_Task details_
Print out each record below, unaltered and complete, without its images.

_Data for the task_
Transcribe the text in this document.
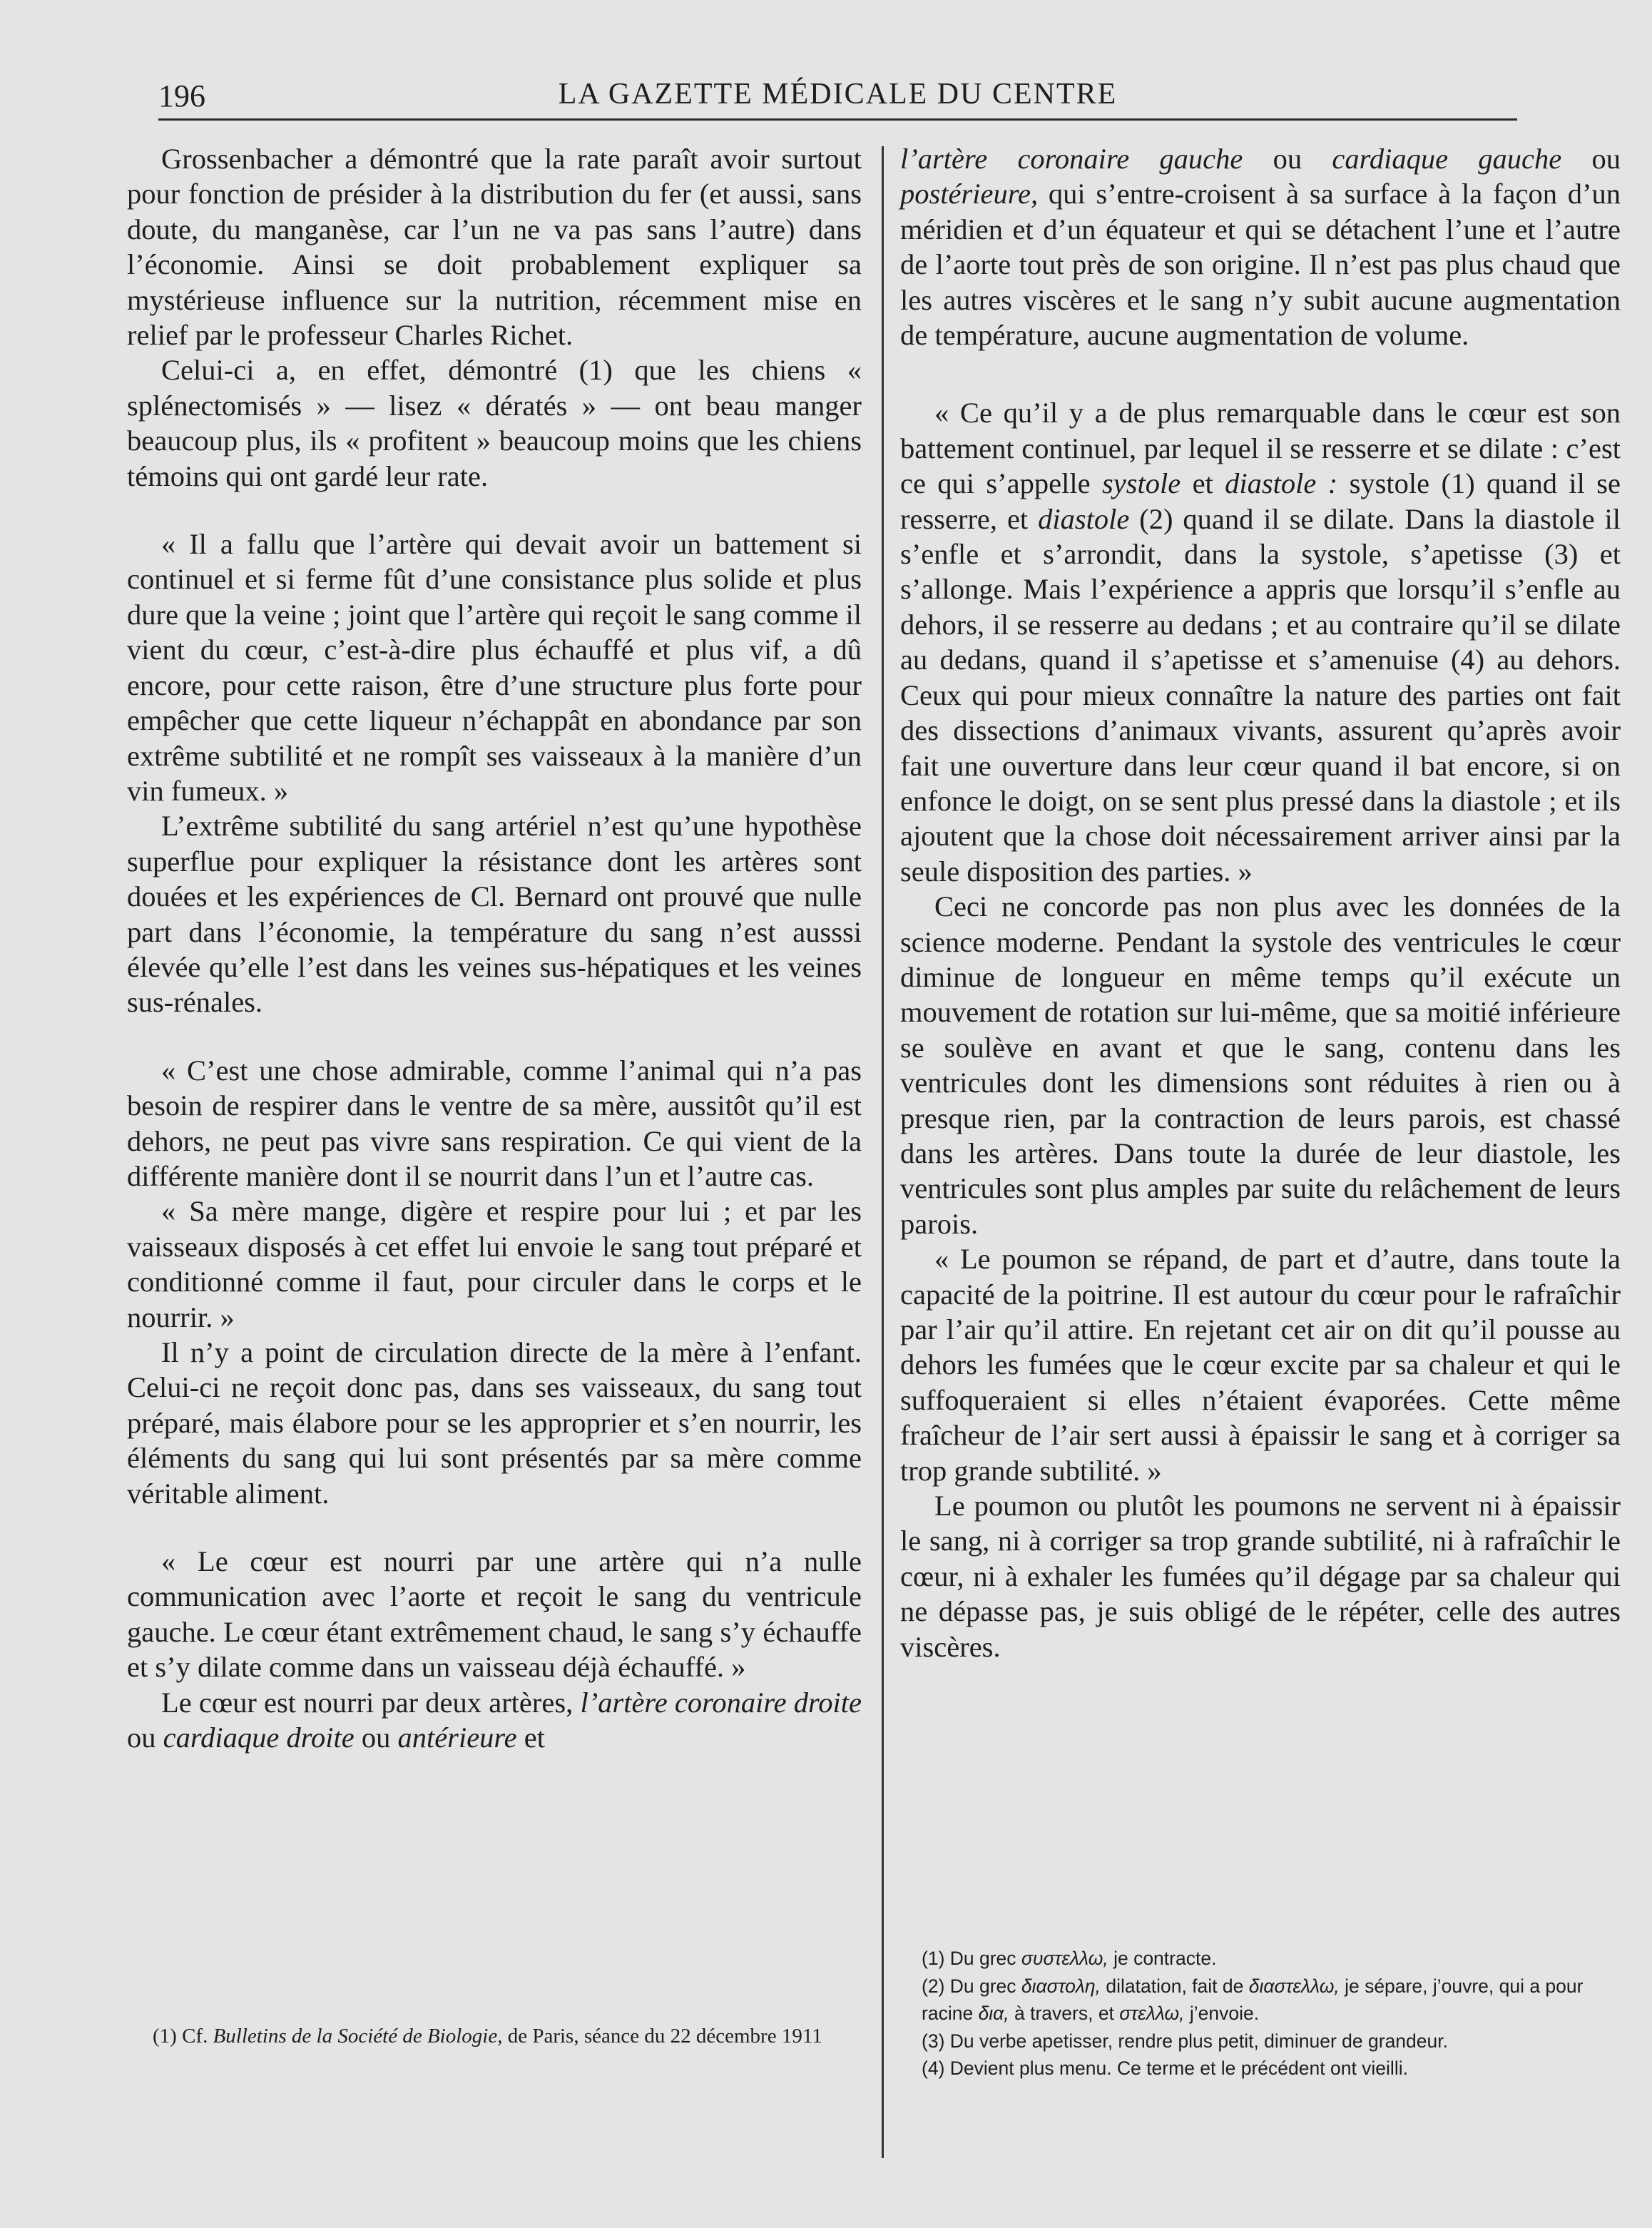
196	LA GAZETTE MÉDICALE DU CENTRE

Grossenbacher a démontré que la rate paraît avoir surtout pour fonction de présider à la distribution du fer (et aussi, sans doute, du manganèse, car l’un ne va pas sans l’autre) dans l’économie. Ainsi se doit probablement expliquer sa mystérieuse influence sur la nutrition, récemment mise en relief par le professeur Charles Richet.

Celui-ci a, en effet, démontré (1) que les chiens « splénectomisés » — lisez « dératés » — ont beau manger beaucoup plus, ils « profitent » beaucoup moins que les chiens témoins qui ont gardé leur rate.

« Il a fallu que l’artère qui devait avoir un battement si continuel et si ferme fût d’une consistance plus solide et plus dure que la veine ; joint que l’artère qui reçoit le sang comme il vient du cœur, c’est-à-dire plus échauffé et plus vif, a dû encore, pour cette raison, être d’une structure plus forte pour empêcher que cette liqueur n’échappât en abondance par son extrême subtilité et ne rompît ses vaisseaux à la manière d’un vin fumeux. »

L’extrême subtilité du sang artériel n’est qu’une hypothèse superflue pour expliquer la résistance dont les artères sont douées et les expériences de Cl. Bernard ont prouvé que nulle part dans l’économie, la température du sang n’est ausssi élevée qu’elle l’est dans les veines sus-hépatiques et les veines sus-rénales.

« C’est une chose admirable, comme l’animal qui n’a pas besoin de respirer dans le ventre de sa mère, aussitôt qu’il est dehors, ne peut pas vivre sans respiration. Ce qui vient de la différente manière dont il se nourrit dans l’un et l’autre cas.

« Sa mère mange, digère et respire pour lui ; et par les vaisseaux disposés à cet effet lui envoie le sang tout préparé et conditionné comme il faut, pour circuler dans le corps et le nourrir. »

Il n’y a point de circulation directe de la mère à l’enfant. Celui-ci ne reçoit donc pas, dans ses vaisseaux, du sang tout préparé, mais élabore pour se les approprier et s’en nourrir, les éléments du sang qui lui sont présentés par sa mère comme véritable aliment.

« Le cœur est nourri par une artère qui n’a nulle communication avec l’aorte et reçoit le sang du ventricule gauche. Le cœur étant extrêmement chaud, le sang s’y échauffe et s’y dilate comme dans un vaisseau déjà échauffé. »

Le cœur est nourri par deux artères, l’artère coronaire droite ou cardiaque droite ou antérieure et

l’artère coronaire gauche ou cardiaque gauche ou postérieure, qui s’entre-croisent à sa surface à la façon d’un méridien et d’un équateur et qui se détachent l’une et l’autre de l’aorte tout près de son origine. Il n’est pas plus chaud que les autres viscères et le sang n’y subit aucune augmentation de température, aucune augmentation de volume.

« Ce qu’il y a de plus remarquable dans le cœur est son battement continuel, par lequel il se resserre et se dilate : c’est ce qui s’appelle systole et diastole : systole (1) quand il se resserre, et diastole (2) quand il se dilate. Dans la diastole il s’enfle et s’arrondit, dans la systole, s’apetisse (3) et s’allonge. Mais l’expérience a appris que lorsqu’il s’enfle au dehors, il se resserre au dedans ; et au contraire qu’il se dilate au dedans, quand il s’apetisse et s’amenuise (4) au dehors. Ceux qui pour mieux connaître la nature des parties ont fait des dissections d’animaux vivants, assurent qu’après avoir fait une ouverture dans leur cœur quand il bat encore, si on enfonce le doigt, on se sent plus pressé dans la diastole ; et ils ajoutent que la chose doit nécessairement arriver ainsi par la seule disposition des parties. »

Ceci ne concorde pas non plus avec les données de la science moderne. Pendant la systole des ventricules le cœur diminue de longueur en même temps qu’il exécute un mouvement de rotation sur lui-même, que sa moitié inférieure se soulève en avant et que le sang, contenu dans les ventricules dont les dimensions sont réduites à rien ou à presque rien, par la contraction de leurs parois, est chassé dans les artères. Dans toute la durée de leur diastole, les ventricules sont plus amples par suite du relâchement de leurs parois.

« Le poumon se répand, de part et d’autre, dans toute la capacité de la poitrine. Il est autour du cœur pour le rafraîchir par l’air qu’il attire. En rejetant cet air on dit qu’il pousse au dehors les fumées que le cœur excite par sa chaleur et qui le suffoqueraient si elles n’étaient évaporées. Cette même fraîcheur de l’air sert aussi à épaissir le sang et à corriger sa trop grande subtilité. »

Le poumon ou plutôt les poumons ne servent ni à épaissir le sang, ni à corriger sa trop grande subtilité, ni à rafraîchir le cœur, ni à exhaler les fumées qu’il dégage par sa chaleur qui ne dépasse pas, je suis obligé de le répéter, celle des autres viscères.

(1) Cf. Bulletins de la Société de Biologie, de Paris, séance du 22 décembre 1911

(1) Du grec συστελλω, je contracte.

(2) Du grec διαστολη, dilatation, fait de διαστελλω, je sépare, j’ouvre, qui a pour racine δια, à travers, et στελλω, j’envoie.

(3) Du verbe apetisser, rendre plus petit, diminuer de grandeur.

(4) Devient plus menu. Ce terme et le précédent ont vieilli.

_Exercise result_
Transcribe the text in this document.
196	LA GAZETTE MÉDICALE DU CENTRE

Grossenbacher a démontré que la rate paraît avoir surtout pour fonction de présider à la distribution du fer (et aussi, sans doute, du manganèse, car l’un ne va pas sans l’autre) dans l’économie. Ainsi se doit probablement expliquer sa mystérieuse influence sur la nutrition, récemment mise en relief par le professeur Charles Richet.

Celui-ci a, en effet, démontré (1) que les chiens « splénectomisés » — lisez « dératés » — ont beau manger beaucoup plus, ils « profitent » beaucoup moins que les chiens témoins qui ont gardé leur rate.

« Il a fallu que l’artère qui devait avoir un battement si continuel et si ferme fût d’une consistance plus solide et plus dure que la veine ; joint que l’artère qui reçoit le sang comme il vient du cœur, c’est-à-dire plus échauffé et plus vif, a dû encore, pour cette raison, être d’une structure plus forte pour empêcher que cette liqueur n’échappât en abondance par son extrême subtilité et ne rompît ses vaisseaux à la manière d’un vin fumeux. »

L’extrême subtilité du sang artériel n’est qu’une hypothèse superflue pour expliquer la résistance dont les artères sont douées et les expériences de Cl. Bernard ont prouvé que nulle part dans l’économie, la température du sang n’est ausssi élevée qu’elle l’est dans les veines sus-hépatiques et les veines sus-rénales.

« C’est une chose admirable, comme l’animal qui n’a pas besoin de respirer dans le ventre de sa mère, aussitôt qu’il est dehors, ne peut pas vivre sans respiration. Ce qui vient de la différente manière dont il se nourrit dans l’un et l’autre cas.

« Sa mère mange, digère et respire pour lui ; et par les vaisseaux disposés à cet effet lui envoie le sang tout préparé et conditionné comme il faut, pour circuler dans le corps et le nourrir. »

Il n’y a point de circulation directe de la mère à l’enfant. Celui-ci ne reçoit donc pas, dans ses vaisseaux, du sang tout préparé, mais élabore pour se les approprier et s’en nourrir, les éléments du sang qui lui sont présentés par sa mère comme véritable aliment.

« Le cœur est nourri par une artère qui n’a nulle communication avec l’aorte et reçoit le sang du ventricule gauche. Le cœur étant extrêmement chaud, le sang s’y échauffe et s’y dilate comme dans un vaisseau déjà échauffé. »

Le cœur est nourri par deux artères, l’artère coronaire droite ou cardiaque droite ou antérieure et

l’artère coronaire gauche ou cardiaque gauche ou postérieure, qui s’entre-croisent à sa surface à la façon d’un méridien et d’un équateur et qui se détachent l’une et l’autre de l’aorte tout près de son origine. Il n’est pas plus chaud que les autres viscères et le sang n’y subit aucune augmentation de température, aucune augmentation de volume.

« Ce qu’il y a de plus remarquable dans le cœur est son battement continuel, par lequel il se resserre et se dilate : c’est ce qui s’appelle systole et diastole : systole (1) quand il se resserre, et diastole (2) quand il se dilate. Dans la diastole il s’enfle et s’arrondit, dans la systole, s’apetisse (3) et s’allonge. Mais l’expérience a appris que lorsqu’il s’enfle au dehors, il se resserre au dedans ; et au contraire qu’il se dilate au dedans, quand il s’apetisse et s’amenuise (4) au dehors. Ceux qui pour mieux connaître la nature des parties ont fait des dissections d’animaux vivants, assurent qu’après avoir fait une ouverture dans leur cœur quand il bat encore, si on enfonce le doigt, on se sent plus pressé dans la diastole ; et ils ajoutent que la chose doit nécessairement arriver ainsi par la seule disposition des parties. »

Ceci ne concorde pas non plus avec les données de la science moderne. Pendant la systole des ventricules le cœur diminue de longueur en même temps qu’il exécute un mouvement de rotation sur lui-même, que sa moitié inférieure se soulève en avant et que le sang, contenu dans les ventricules dont les dimensions sont réduites à rien ou à presque rien, par la contraction de leurs parois, est chassé dans les artères. Dans toute la durée de leur diastole, les ventricules sont plus amples par suite du relâchement de leurs parois.

« Le poumon se répand, de part et d’autre, dans toute la capacité de la poitrine. Il est autour du cœur pour le rafraîchir par l’air qu’il attire. En rejetant cet air on dit qu’il pousse au dehors les fumées que le cœur excite par sa chaleur et qui le suffoqueraient si elles n’étaient évaporées. Cette même fraîcheur de l’air sert aussi à épaissir le sang et à corriger sa trop grande subtilité. »

Le poumon ou plutôt les poumons ne servent ni à épaissir le sang, ni à corriger sa trop grande subtilité, ni à rafraîchir le cœur, ni à exhaler les fumées qu’il dégage par sa chaleur qui ne dépasse pas, je suis obligé de le répéter, celle des autres viscères.

(1) Cf. Bulletins de la Société de Biologie, de Paris, séance du 22 décembre 1911

(1) Du grec συστελλω, je contracte.

(2) Du grec διαστολη, dilatation, fait de διαστελλω, je sépare, j’ouvre, qui a pour racine δια, à travers, et στελλω, j’envoie.

(3) Du verbe apetisser, rendre plus petit, diminuer de grandeur.

(4) Devient plus menu. Ce terme et le précédent ont vieilli.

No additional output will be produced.